> **Directive**: Return all lines with the word "一樓電梯旁大走廊" in them.

Extracted data entries
○ ○ ○

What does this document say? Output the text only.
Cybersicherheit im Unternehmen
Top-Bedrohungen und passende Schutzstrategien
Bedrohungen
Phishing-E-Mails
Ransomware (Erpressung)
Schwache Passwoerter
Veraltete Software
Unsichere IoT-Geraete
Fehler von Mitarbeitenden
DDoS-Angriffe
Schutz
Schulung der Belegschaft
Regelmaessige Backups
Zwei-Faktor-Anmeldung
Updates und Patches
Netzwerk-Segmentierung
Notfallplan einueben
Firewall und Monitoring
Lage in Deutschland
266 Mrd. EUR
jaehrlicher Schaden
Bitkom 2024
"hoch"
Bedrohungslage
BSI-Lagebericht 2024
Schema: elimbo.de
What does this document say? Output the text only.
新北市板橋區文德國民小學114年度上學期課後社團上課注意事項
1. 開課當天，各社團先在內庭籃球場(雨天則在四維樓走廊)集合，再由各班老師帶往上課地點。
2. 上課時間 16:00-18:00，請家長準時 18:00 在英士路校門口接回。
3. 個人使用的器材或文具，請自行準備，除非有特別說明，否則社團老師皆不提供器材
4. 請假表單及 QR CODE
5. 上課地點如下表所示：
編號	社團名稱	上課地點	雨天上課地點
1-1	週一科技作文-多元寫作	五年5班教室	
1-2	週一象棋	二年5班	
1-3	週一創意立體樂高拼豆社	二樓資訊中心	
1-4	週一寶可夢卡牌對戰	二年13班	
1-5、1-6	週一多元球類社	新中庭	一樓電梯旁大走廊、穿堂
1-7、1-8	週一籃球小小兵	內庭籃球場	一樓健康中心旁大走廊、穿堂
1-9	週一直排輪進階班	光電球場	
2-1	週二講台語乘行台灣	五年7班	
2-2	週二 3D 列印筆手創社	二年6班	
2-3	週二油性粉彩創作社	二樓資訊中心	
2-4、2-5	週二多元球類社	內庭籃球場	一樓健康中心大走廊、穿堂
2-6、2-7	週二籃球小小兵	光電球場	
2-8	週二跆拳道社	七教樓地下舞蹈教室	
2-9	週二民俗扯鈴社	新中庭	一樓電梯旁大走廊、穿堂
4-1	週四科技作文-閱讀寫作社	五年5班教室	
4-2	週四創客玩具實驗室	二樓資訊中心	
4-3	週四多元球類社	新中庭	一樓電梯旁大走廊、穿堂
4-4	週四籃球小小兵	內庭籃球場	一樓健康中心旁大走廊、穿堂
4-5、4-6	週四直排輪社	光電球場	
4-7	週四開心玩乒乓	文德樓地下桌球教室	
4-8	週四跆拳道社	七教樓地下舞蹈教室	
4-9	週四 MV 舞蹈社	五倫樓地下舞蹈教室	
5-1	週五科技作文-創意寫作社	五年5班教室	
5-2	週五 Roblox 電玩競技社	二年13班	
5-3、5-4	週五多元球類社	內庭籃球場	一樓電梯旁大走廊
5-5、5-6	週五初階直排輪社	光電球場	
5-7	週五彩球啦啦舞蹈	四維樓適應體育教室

○ ○ ○

> **Worked solution**:
1-5、1-6	週一多元球類社	新中庭	一樓電梯旁大走廊、穿堂
2-9	週二民俗扯鈴社	新中庭	一樓電梯旁大走廊、穿堂
4-3	週四多元球類社	新中庭	一樓電梯旁大走廊、穿堂
5-3、5-4	週五多元球類社	內庭籃球場	一樓電梯旁大走廊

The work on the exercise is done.